INSTRUCTION
Pick out the lines below with "color" and list them.

(Rows from a figure dataset)
┄┄┄┄┄┄
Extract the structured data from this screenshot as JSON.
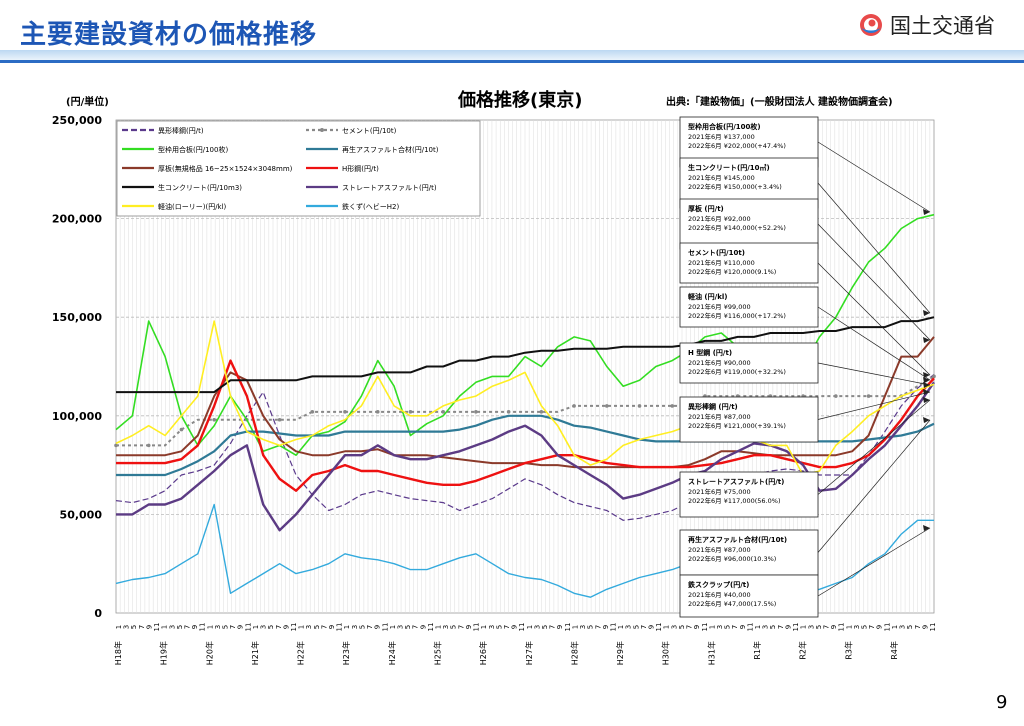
{
  "page": {
    "title": "主要建設資材の価格推移",
    "logo_text": "国土交通省",
    "page_number": "9"
  },
  "chart_data": {
    "type": "line",
    "title": "価格推移(東京)",
    "source": "出典:「建設物価」(一般財団法人 建設物価調査会)",
    "ylabel": "(円/単位)",
    "ylim": [
      0,
      250000
    ],
    "yticks": [
      "250,000",
      "200,000",
      "150,000",
      "100,000",
      "50,000",
      "0"
    ],
    "grid": true,
    "legend_position": "top-left",
    "x_year_labels": [
      "H18年",
      "H19年",
      "H20年",
      "H21年",
      "H22年",
      "H23年",
      "H24年",
      "H25年",
      "H26年",
      "H27年",
      "H28年",
      "H29年",
      "H30年",
      "H31年",
      "R1年",
      "R2年",
      "R3年",
      "R4年"
    ],
    "x_month_cycle": [
      "1",
      "3",
      "5",
      "7",
      "9",
      "11"
    ],
    "series": [
      {
        "name": "異形棒鋼(円/t)",
        "color": "#5b3a8c",
        "dash": "6,3",
        "width": 1.2,
        "values": [
          57000,
          56000,
          58000,
          62000,
          70000,
          72000,
          75000,
          86000,
          100000,
          112000,
          90000,
          70000,
          60000,
          52000,
          55000,
          60000,
          62000,
          60000,
          58000,
          57000,
          56000,
          52000,
          55000,
          58000,
          63000,
          68000,
          65000,
          60000,
          56000,
          54000,
          52000,
          47000,
          48000,
          50000,
          52000,
          56000,
          60000,
          63000,
          66000,
          70000,
          72000,
          73000,
          72000,
          70000,
          70000,
          70000,
          80000,
          92000,
          105000,
          114000,
          121000
        ]
      },
      {
        "name": "セメント(円/10t)",
        "color": "#888888",
        "dash": "3,3",
        "marker": true,
        "width": 2,
        "values": [
          85000,
          85000,
          85000,
          85000,
          93000,
          98000,
          98000,
          98000,
          98000,
          98000,
          98000,
          98000,
          102000,
          102000,
          102000,
          102000,
          102000,
          102000,
          102000,
          102000,
          102000,
          102000,
          102000,
          102000,
          102000,
          102000,
          102000,
          102000,
          105000,
          105000,
          105000,
          105000,
          105000,
          105000,
          105000,
          105000,
          110000,
          110000,
          110000,
          110000,
          110000,
          110000,
          110000,
          110000,
          110000,
          110000,
          110000,
          110000,
          110000,
          115000,
          120000
        ]
      },
      {
        "name": "型枠用合板(円/100枚)",
        "color": "#33dd22",
        "width": 1.6,
        "values": [
          93000,
          100000,
          148000,
          130000,
          100000,
          85000,
          95000,
          110000,
          98000,
          82000,
          85000,
          80000,
          90000,
          92000,
          97000,
          110000,
          128000,
          115000,
          90000,
          96000,
          100000,
          110000,
          117000,
          120000,
          120000,
          130000,
          125000,
          135000,
          140000,
          138000,
          125000,
          115000,
          118000,
          125000,
          128000,
          133000,
          140000,
          142000,
          135000,
          125000,
          118000,
          120000,
          125000,
          140000,
          150000,
          165000,
          178000,
          185000,
          195000,
          200000,
          202000
        ]
      },
      {
        "name": "再生アスファルト合材(円/10t)",
        "color": "#2f7a96",
        "width": 2.2,
        "values": [
          70000,
          70000,
          70000,
          70000,
          73000,
          77000,
          82000,
          90000,
          92000,
          92000,
          91000,
          90000,
          90000,
          90000,
          92000,
          92000,
          92000,
          92000,
          92000,
          92000,
          92000,
          93000,
          95000,
          98000,
          100000,
          100000,
          100000,
          98000,
          95000,
          94000,
          92000,
          90000,
          88000,
          87000,
          87000,
          87000,
          87000,
          87000,
          87000,
          87000,
          87000,
          87000,
          87000,
          87000,
          87000,
          87000,
          88000,
          89000,
          90000,
          92000,
          96000
        ]
      },
      {
        "name": "厚板(無規格品 16~25×1524×3048mm)",
        "color": "#8b3a2a",
        "width": 2,
        "values": [
          80000,
          80000,
          80000,
          80000,
          82000,
          90000,
          110000,
          122000,
          118000,
          100000,
          88000,
          82000,
          80000,
          80000,
          82000,
          82000,
          83000,
          80000,
          80000,
          80000,
          79000,
          78000,
          77000,
          76000,
          76000,
          76000,
          75000,
          75000,
          74000,
          74000,
          74000,
          74000,
          74000,
          74000,
          74000,
          75000,
          78000,
          82000,
          82000,
          81000,
          80000,
          80000,
          80000,
          80000,
          80000,
          82000,
          90000,
          110000,
          130000,
          130000,
          140000
        ]
      },
      {
        "name": "H形鋼(円/t)",
        "color": "#ee1111",
        "width": 2.4,
        "values": [
          76000,
          76000,
          76000,
          76000,
          78000,
          85000,
          105000,
          128000,
          110000,
          80000,
          68000,
          62000,
          70000,
          72000,
          75000,
          72000,
          72000,
          70000,
          68000,
          66000,
          65000,
          65000,
          67000,
          70000,
          73000,
          76000,
          78000,
          80000,
          80000,
          78000,
          76000,
          75000,
          74000,
          74000,
          74000,
          74000,
          75000,
          76000,
          78000,
          80000,
          80000,
          78000,
          76000,
          74000,
          74000,
          76000,
          80000,
          88000,
          98000,
          110000,
          119000
        ]
      },
      {
        "name": "生コンクリート(円/10m3)",
        "color": "#111111",
        "width": 2,
        "values": [
          112000,
          112000,
          112000,
          112000,
          112000,
          112000,
          112000,
          118000,
          118000,
          118000,
          118000,
          118000,
          120000,
          120000,
          120000,
          120000,
          122000,
          122000,
          122000,
          125000,
          125000,
          128000,
          128000,
          130000,
          130000,
          132000,
          133000,
          133000,
          134000,
          134000,
          134000,
          135000,
          135000,
          135000,
          135000,
          136000,
          138000,
          138000,
          140000,
          140000,
          142000,
          142000,
          142000,
          143000,
          143000,
          145000,
          145000,
          145000,
          148000,
          148000,
          150000
        ]
      },
      {
        "name": "ストレートアスファルト(円/t)",
        "color": "#5c3b84",
        "width": 2.4,
        "values": [
          50000,
          50000,
          55000,
          55000,
          58000,
          65000,
          72000,
          80000,
          85000,
          55000,
          42000,
          50000,
          60000,
          70000,
          80000,
          80000,
          85000,
          80000,
          78000,
          78000,
          80000,
          82000,
          85000,
          88000,
          92000,
          95000,
          90000,
          80000,
          75000,
          70000,
          65000,
          58000,
          60000,
          63000,
          66000,
          70000,
          72000,
          78000,
          82000,
          86000,
          85000,
          82000,
          75000,
          62000,
          63000,
          70000,
          78000,
          85000,
          95000,
          105000,
          117000
        ]
      },
      {
        "name": "軽油(ローリー)(円/kl)",
        "color": "#ffee22",
        "width": 1.6,
        "values": [
          86000,
          90000,
          95000,
          90000,
          100000,
          110000,
          148000,
          110000,
          92000,
          88000,
          85000,
          88000,
          90000,
          95000,
          98000,
          105000,
          120000,
          105000,
          100000,
          100000,
          105000,
          108000,
          110000,
          115000,
          118000,
          122000,
          105000,
          95000,
          80000,
          75000,
          78000,
          85000,
          88000,
          90000,
          92000,
          95000,
          95000,
          93000,
          92000,
          88000,
          85000,
          85000,
          70000,
          72000,
          85000,
          92000,
          100000,
          105000,
          110000,
          113000,
          116000
        ]
      },
      {
        "name": "鉄くず(ヘビーH2)",
        "color": "#33aadd",
        "width": 1.4,
        "values": [
          15000,
          17000,
          18000,
          20000,
          25000,
          30000,
          55000,
          10000,
          15000,
          20000,
          25000,
          20000,
          22000,
          25000,
          30000,
          28000,
          27000,
          25000,
          22000,
          22000,
          25000,
          28000,
          30000,
          25000,
          20000,
          18000,
          17000,
          14000,
          10000,
          8000,
          12000,
          15000,
          18000,
          20000,
          22000,
          25000,
          23000,
          20000,
          18000,
          15000,
          12000,
          10000,
          10000,
          12000,
          15000,
          18000,
          25000,
          30000,
          40000,
          47000,
          47000
        ]
      }
    ],
    "annotations": [
      {
        "title": "型枠用合板(円/100枚)",
        "line1": "2021年6月  ¥137,000",
        "line2": "2022年6月  ¥202,000(+47.4%)"
      },
      {
        "title": "生コンクリート(円/10㎥)",
        "line1": "2021年6月  ¥145,000",
        "line2": "2022年6月  ¥150,000(+3.4%)"
      },
      {
        "title": "厚板 (円/t)",
        "line1": "2021年6月  ¥92,000",
        "line2": "2022年6月  ¥140,000(+52.2%)"
      },
      {
        "title": "セメント(円/10t)",
        "line1": "2021年6月  ¥110,000",
        "line2": "2022年6月  ¥120,000(9.1%)"
      },
      {
        "title": "軽油 (円/kl)",
        "line1": "2021年6月  ¥99,000",
        "line2": "2022年6月  ¥116,000(+17.2%)"
      },
      {
        "title": "H 型鋼 (円/t)",
        "line1": "2021年6月  ¥90,000",
        "line2": "2022年6月  ¥119,000(+32.2%)"
      },
      {
        "title": "異形棒鋼 (円/t)",
        "line1": "2021年6月  ¥87,000",
        "line2": "2022年6月  ¥121,000(+39.1%)"
      },
      {
        "title": "ストレートアスファルト(円/t)",
        "line1": "2021年6月  ¥75,000",
        "line2": "2022年6月  ¥117,000(56.0%)"
      },
      {
        "title": "再生アスファルト合材(円/10t)",
        "line1": "2021年6月  ¥87,000",
        "line2": "2022年6月  ¥96,000(10.3%)"
      },
      {
        "title": "鉄スクラップ(円/t)",
        "line1": "2021年6月  ¥40,000",
        "line2": "2022年6月  ¥47,000(17.5%)"
      }
    ]
  }
}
┄┄┄┄┄┄
WRITTEN RESPONSE
        "color": "#5b3a8c",
        "color": "#888888",
        "color": "#33dd22",
        "color": "#2f7a96",
        "color": "#8b3a2a",
        "color": "#ee1111",
        "color": "#111111",
        "color": "#5c3b84",
        "color": "#ffee22",
        "color": "#33aadd",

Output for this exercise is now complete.